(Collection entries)
* Begin *

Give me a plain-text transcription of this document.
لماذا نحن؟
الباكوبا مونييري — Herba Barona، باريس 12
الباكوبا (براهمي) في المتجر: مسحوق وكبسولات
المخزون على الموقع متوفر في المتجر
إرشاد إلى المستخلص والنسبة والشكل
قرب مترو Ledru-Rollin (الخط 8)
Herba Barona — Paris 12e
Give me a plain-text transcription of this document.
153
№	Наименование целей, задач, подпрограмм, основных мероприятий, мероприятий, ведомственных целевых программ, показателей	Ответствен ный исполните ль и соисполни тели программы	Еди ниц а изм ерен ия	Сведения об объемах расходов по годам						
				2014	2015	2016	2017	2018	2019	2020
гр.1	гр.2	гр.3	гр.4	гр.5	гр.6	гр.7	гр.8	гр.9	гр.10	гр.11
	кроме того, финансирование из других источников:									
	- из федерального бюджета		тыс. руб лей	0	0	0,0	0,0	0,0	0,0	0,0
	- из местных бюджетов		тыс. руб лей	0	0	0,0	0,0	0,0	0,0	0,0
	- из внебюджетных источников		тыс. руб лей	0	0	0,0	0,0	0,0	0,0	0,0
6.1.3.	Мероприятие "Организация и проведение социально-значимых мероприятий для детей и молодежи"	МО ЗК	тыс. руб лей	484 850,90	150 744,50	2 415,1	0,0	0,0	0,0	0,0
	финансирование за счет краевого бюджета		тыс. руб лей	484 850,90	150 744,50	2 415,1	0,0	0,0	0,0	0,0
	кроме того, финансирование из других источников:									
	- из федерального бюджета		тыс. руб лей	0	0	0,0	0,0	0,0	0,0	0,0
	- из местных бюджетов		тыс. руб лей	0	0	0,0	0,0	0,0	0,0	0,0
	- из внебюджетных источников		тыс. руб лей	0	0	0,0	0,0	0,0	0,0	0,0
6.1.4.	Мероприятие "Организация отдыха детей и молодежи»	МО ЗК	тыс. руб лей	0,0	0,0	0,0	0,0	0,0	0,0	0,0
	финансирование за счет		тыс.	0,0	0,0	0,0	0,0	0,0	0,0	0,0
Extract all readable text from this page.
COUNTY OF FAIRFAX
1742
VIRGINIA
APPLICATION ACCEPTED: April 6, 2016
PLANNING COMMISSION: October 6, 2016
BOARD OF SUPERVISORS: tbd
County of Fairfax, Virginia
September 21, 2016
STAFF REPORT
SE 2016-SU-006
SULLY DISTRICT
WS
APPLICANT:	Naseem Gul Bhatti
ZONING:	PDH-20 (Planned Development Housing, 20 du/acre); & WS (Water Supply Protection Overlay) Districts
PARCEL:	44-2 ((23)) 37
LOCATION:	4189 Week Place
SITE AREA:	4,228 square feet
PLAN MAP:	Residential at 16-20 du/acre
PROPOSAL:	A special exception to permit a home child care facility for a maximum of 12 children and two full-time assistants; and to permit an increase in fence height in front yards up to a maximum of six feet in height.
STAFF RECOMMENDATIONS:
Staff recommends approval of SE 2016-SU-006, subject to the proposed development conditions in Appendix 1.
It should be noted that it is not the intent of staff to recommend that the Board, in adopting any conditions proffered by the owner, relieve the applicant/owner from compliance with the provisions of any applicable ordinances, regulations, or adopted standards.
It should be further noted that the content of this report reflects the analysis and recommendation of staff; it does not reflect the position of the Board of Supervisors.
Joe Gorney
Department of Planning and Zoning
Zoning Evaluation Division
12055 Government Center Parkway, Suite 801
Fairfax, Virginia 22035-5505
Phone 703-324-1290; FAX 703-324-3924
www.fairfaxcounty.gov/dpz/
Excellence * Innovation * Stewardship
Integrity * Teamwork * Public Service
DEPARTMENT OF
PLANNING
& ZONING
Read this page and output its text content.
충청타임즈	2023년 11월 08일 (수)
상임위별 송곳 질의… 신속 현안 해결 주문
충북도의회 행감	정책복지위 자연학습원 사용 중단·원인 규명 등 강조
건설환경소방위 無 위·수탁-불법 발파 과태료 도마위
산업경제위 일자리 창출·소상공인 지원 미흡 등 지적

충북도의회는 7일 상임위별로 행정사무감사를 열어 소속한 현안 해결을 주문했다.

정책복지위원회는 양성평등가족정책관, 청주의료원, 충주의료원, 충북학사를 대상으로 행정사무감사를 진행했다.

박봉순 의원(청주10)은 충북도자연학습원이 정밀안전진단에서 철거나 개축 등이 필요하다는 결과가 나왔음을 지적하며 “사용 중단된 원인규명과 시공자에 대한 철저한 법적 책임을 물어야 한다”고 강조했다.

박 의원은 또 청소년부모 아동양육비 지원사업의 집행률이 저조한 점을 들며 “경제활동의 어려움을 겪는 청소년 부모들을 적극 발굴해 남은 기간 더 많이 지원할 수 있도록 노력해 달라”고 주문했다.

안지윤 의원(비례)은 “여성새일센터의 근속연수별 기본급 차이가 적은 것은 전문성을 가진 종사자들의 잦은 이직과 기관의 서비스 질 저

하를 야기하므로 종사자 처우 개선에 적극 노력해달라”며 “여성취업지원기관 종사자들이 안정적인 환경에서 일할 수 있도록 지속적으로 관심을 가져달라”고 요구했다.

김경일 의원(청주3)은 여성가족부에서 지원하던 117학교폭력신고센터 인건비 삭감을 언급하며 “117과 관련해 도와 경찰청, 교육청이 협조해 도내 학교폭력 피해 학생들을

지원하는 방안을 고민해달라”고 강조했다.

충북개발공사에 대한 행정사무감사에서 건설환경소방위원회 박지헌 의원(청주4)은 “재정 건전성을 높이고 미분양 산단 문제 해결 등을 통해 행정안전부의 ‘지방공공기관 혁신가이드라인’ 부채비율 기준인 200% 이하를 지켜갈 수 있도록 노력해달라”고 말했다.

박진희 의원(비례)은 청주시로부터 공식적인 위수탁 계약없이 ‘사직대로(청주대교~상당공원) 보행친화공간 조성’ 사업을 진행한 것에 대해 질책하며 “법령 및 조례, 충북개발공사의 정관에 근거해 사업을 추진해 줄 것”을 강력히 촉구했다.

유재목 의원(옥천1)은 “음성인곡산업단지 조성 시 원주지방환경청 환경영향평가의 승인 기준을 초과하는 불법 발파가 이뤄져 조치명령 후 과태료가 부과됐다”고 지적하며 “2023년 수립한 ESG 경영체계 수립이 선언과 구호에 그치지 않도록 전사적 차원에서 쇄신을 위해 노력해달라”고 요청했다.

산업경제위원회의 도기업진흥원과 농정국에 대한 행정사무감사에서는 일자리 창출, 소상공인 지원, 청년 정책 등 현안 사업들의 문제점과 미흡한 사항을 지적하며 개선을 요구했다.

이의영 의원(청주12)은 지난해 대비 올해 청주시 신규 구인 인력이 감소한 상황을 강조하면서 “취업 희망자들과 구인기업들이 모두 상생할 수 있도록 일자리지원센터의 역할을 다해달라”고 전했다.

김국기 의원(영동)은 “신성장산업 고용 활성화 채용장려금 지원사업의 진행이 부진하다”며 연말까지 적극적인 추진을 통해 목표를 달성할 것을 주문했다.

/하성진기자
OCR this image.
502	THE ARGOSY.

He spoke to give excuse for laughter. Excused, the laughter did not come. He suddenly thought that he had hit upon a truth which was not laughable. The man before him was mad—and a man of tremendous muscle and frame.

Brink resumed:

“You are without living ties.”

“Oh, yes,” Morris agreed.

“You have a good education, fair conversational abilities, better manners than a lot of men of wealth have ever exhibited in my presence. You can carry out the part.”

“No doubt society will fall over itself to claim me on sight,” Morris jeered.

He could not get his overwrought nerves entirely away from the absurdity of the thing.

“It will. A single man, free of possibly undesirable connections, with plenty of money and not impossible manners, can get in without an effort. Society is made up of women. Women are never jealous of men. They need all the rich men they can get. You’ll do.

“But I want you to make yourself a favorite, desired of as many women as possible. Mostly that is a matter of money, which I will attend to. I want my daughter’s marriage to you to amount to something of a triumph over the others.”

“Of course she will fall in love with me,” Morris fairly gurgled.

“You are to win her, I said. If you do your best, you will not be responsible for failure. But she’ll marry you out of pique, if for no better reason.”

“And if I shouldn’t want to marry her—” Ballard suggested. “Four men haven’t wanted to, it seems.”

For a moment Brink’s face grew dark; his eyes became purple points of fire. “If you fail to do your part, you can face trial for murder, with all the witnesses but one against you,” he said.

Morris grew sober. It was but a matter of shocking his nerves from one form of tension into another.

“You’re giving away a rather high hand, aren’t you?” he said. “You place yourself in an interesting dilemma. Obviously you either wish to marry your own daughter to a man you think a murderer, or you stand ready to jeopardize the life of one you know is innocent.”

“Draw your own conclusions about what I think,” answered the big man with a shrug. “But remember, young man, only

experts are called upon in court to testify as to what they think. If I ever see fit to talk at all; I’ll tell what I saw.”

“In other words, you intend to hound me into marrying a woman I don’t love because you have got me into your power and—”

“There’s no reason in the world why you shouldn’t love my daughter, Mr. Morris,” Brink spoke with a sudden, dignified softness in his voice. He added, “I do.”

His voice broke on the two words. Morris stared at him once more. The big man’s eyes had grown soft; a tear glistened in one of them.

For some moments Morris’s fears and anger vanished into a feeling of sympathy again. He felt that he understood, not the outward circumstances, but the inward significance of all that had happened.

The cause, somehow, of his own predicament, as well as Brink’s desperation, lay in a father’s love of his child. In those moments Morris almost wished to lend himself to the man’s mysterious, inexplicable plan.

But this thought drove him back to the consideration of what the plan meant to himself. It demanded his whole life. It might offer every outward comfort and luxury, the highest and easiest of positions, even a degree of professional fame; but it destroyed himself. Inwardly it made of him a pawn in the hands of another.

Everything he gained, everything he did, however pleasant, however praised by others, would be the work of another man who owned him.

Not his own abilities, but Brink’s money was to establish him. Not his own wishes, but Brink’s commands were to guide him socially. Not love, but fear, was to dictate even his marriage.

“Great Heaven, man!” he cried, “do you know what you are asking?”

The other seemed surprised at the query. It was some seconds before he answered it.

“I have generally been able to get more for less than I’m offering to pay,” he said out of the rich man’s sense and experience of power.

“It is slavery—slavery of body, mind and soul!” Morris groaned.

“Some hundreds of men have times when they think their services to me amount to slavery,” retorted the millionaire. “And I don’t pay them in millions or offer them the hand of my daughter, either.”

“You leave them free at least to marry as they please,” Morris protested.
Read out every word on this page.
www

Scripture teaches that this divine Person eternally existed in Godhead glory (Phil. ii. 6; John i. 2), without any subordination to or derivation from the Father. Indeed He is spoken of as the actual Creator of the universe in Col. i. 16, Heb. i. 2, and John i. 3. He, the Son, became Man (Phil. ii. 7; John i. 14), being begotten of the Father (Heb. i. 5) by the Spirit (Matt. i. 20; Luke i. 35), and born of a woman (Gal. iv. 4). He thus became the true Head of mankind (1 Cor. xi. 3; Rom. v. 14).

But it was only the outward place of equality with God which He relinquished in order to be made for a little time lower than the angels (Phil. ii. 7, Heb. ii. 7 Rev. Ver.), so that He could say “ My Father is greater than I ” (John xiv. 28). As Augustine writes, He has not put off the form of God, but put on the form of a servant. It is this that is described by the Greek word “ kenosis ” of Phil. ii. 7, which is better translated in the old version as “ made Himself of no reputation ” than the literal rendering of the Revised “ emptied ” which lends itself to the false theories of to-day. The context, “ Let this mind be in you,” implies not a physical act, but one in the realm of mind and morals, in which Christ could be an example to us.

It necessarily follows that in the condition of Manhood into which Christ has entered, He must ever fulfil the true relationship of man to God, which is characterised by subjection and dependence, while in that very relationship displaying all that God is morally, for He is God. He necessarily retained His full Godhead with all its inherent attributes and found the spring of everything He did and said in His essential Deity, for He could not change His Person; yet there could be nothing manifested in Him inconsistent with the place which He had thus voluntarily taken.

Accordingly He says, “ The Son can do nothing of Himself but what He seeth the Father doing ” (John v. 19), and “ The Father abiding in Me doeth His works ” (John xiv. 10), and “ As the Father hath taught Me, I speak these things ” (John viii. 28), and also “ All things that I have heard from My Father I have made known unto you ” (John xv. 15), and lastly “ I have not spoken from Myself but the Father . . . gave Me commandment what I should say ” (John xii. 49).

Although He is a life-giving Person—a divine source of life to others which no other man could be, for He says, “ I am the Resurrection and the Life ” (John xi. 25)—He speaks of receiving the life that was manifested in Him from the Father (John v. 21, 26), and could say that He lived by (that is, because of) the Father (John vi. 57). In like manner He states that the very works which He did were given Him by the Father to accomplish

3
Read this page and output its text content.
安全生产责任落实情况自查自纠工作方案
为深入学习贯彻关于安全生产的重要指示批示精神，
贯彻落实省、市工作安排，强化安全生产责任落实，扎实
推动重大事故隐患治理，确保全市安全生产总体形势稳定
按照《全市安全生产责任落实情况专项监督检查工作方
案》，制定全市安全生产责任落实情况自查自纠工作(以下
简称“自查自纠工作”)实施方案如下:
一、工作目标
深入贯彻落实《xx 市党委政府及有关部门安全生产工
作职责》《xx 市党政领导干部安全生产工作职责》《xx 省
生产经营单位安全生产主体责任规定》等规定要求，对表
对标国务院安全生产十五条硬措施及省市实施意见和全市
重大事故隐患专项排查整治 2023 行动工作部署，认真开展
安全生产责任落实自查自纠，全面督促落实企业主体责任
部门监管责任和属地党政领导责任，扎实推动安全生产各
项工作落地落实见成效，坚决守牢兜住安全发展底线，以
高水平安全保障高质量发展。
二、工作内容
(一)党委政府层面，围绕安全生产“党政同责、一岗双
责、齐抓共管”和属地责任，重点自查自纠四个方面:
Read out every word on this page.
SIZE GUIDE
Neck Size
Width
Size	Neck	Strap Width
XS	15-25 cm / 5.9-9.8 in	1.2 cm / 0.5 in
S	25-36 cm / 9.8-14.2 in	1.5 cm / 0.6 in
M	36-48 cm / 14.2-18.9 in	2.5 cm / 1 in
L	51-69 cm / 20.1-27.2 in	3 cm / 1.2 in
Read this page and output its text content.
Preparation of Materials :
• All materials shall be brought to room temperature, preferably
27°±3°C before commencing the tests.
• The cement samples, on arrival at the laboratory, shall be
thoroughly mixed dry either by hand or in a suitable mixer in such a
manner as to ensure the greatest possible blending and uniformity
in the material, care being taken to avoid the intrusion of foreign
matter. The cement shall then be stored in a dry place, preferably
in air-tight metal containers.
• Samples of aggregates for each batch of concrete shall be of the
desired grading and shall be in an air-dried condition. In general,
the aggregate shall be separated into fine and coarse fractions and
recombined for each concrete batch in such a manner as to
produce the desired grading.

* End *

* **Task to complete**
Extract every line containing the string "marriage" from the data above.

* **The answer**
“But I want you to make yourself a favorite, desired of as many women as possible. Mostly that is a matter of money, which I will attend to. I want my daughter’s marriage to you to amount to something of a triumph over the others.”
Not his own abilities, but Brink’s money was to establish him. Not his own wishes, but Brink’s commands were to guide him socially. Not love, but fear, was to dictate even his marriage.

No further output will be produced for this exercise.